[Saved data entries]
....................
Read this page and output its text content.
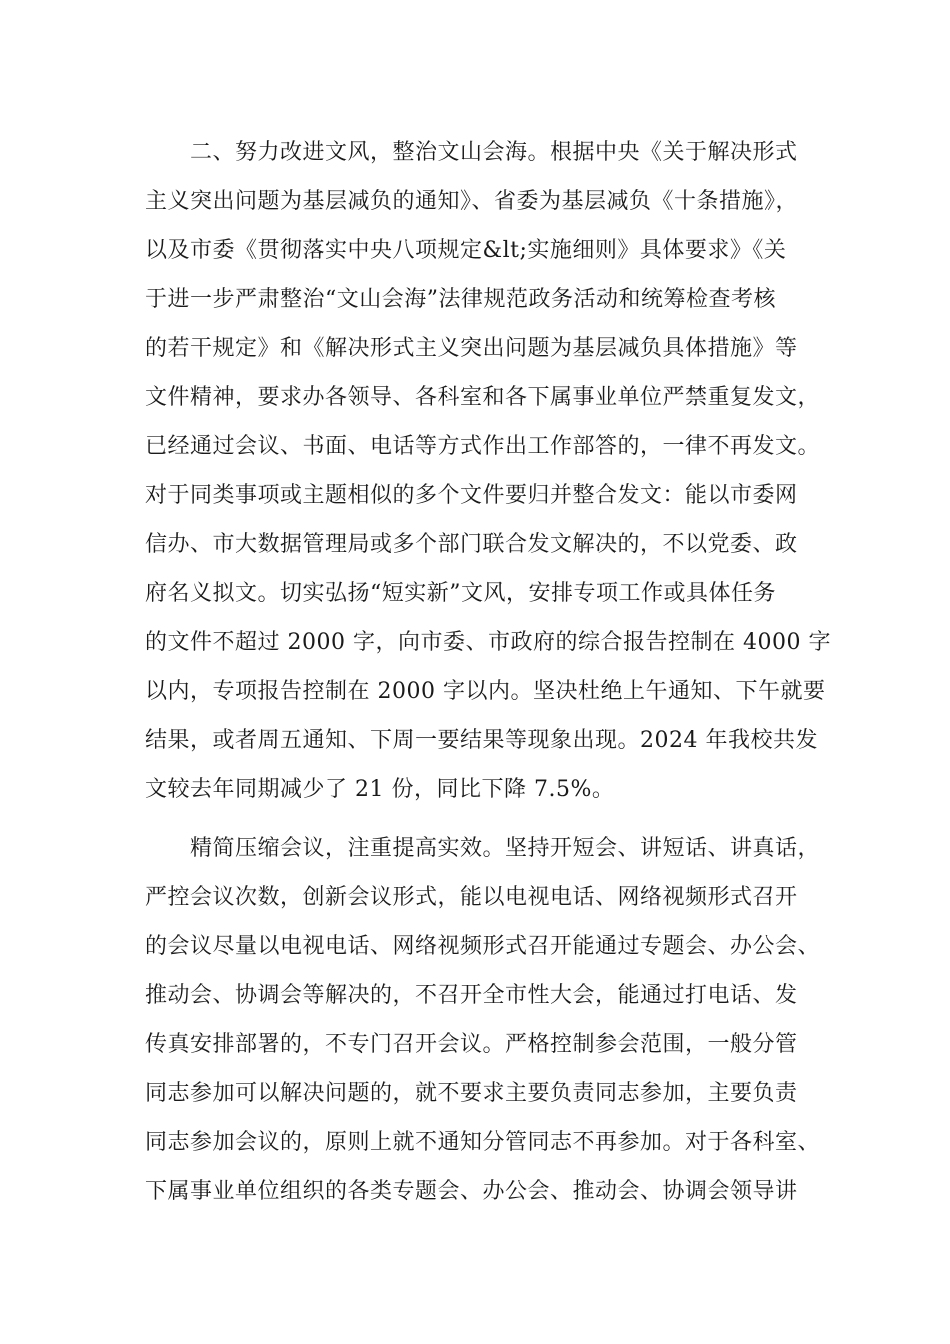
二、努力改进文风，整治文山会海。根据中央《关于解决形式
主义突出问题为基层减负的通知》、省委为基层减负《十条措施》，
以及市委《贯彻落实中央八项规定&lt;实施细则》具体要求》《关
于进一步严肃整治“文山会海”法律规范政务活动和统筹检查考核
的若干规定》和《解决形式主义突出问题为基层减负具体措施》等
文件精神，要求办各领导、各科室和各下属事业单位严禁重复发文，
已经通过会议、书面、电话等方式作出工作部答的，一律不再发文。
对于同类事项或主题相似的多个文件要归并整合发文：能以市委网
信办、市大数据管理局或多个部门联合发文解决的，不以党委、政
府名义拟文。切实弘扬“短实新”文风，安排专项工作或具体任务
的文件不超过 2000 字，向市委、市政府的综合报告控制在 4000 字
以内，专项报告控制在 2000 字以内。坚决杜绝上午通知、下午就要
结果，或者周五通知、下周一要结果等现象出现。2024 年我校共发
文较去年同期减少了 21 份，同比下降 7.5%。
精简压缩会议，注重提高实效。坚持开短会、讲短话、讲真话，
严控会议次数，创新会议形式，能以电视电话、网络视频形式召开
的会议尽量以电视电话、网络视频形式召开能通过专题会、办公会、
推动会、协调会等解决的，不召开全市性大会，能通过打电话、发
传真安排部署的，不专门召开会议。严格控制参会范围，一般分管
同志参加可以解决问题的，就不要求主要负责同志参加，主要负责
同志参加会议的，原则上就不通知分管同志不再参加。对于各科室、
下属事业单位组织的各类专题会、办公会、推动会、协调会领导讲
....................
Work to do: Reproduce the listing exactly. Leave its pictures out.

Task solution:
Read this page and output its text content.
二、努力改进文风，整治文山会海。根据中央《关于解决形式
主义突出问题为基层减负的通知》、省委为基层减负《十条措施》，
以及市委《贯彻落实中央八项规定&lt;实施细则》具体要求》《关
于进一步严肃整治“文山会海”法律规范政务活动和统筹检查考核
的若干规定》和《解决形式主义突出问题为基层减负具体措施》等
文件精神，要求办各领导、各科室和各下属事业单位严禁重复发文，
已经通过会议、书面、电话等方式作出工作部答的，一律不再发文。
对于同类事项或主题相似的多个文件要归并整合发文：能以市委网
信办、市大数据管理局或多个部门联合发文解决的，不以党委、政
府名义拟文。切实弘扬“短实新”文风，安排专项工作或具体任务
的文件不超过 2000 字，向市委、市政府的综合报告控制在 4000 字
以内，专项报告控制在 2000 字以内。坚决杜绝上午通知、下午就要
结果，或者周五通知、下周一要结果等现象出现。2024 年我校共发
文较去年同期减少了 21 份，同比下降 7.5%。
精简压缩会议，注重提高实效。坚持开短会、讲短话、讲真话，
严控会议次数，创新会议形式，能以电视电话、网络视频形式召开
的会议尽量以电视电话、网络视频形式召开能通过专题会、办公会、
推动会、协调会等解决的，不召开全市性大会，能通过打电话、发
传真安排部署的，不专门召开会议。严格控制参会范围，一般分管
同志参加可以解决问题的，就不要求主要负责同志参加，主要负责
同志参加会议的，原则上就不通知分管同志不再参加。对于各科室、
下属事业单位组织的各类专题会、办公会、推动会、协调会领导讲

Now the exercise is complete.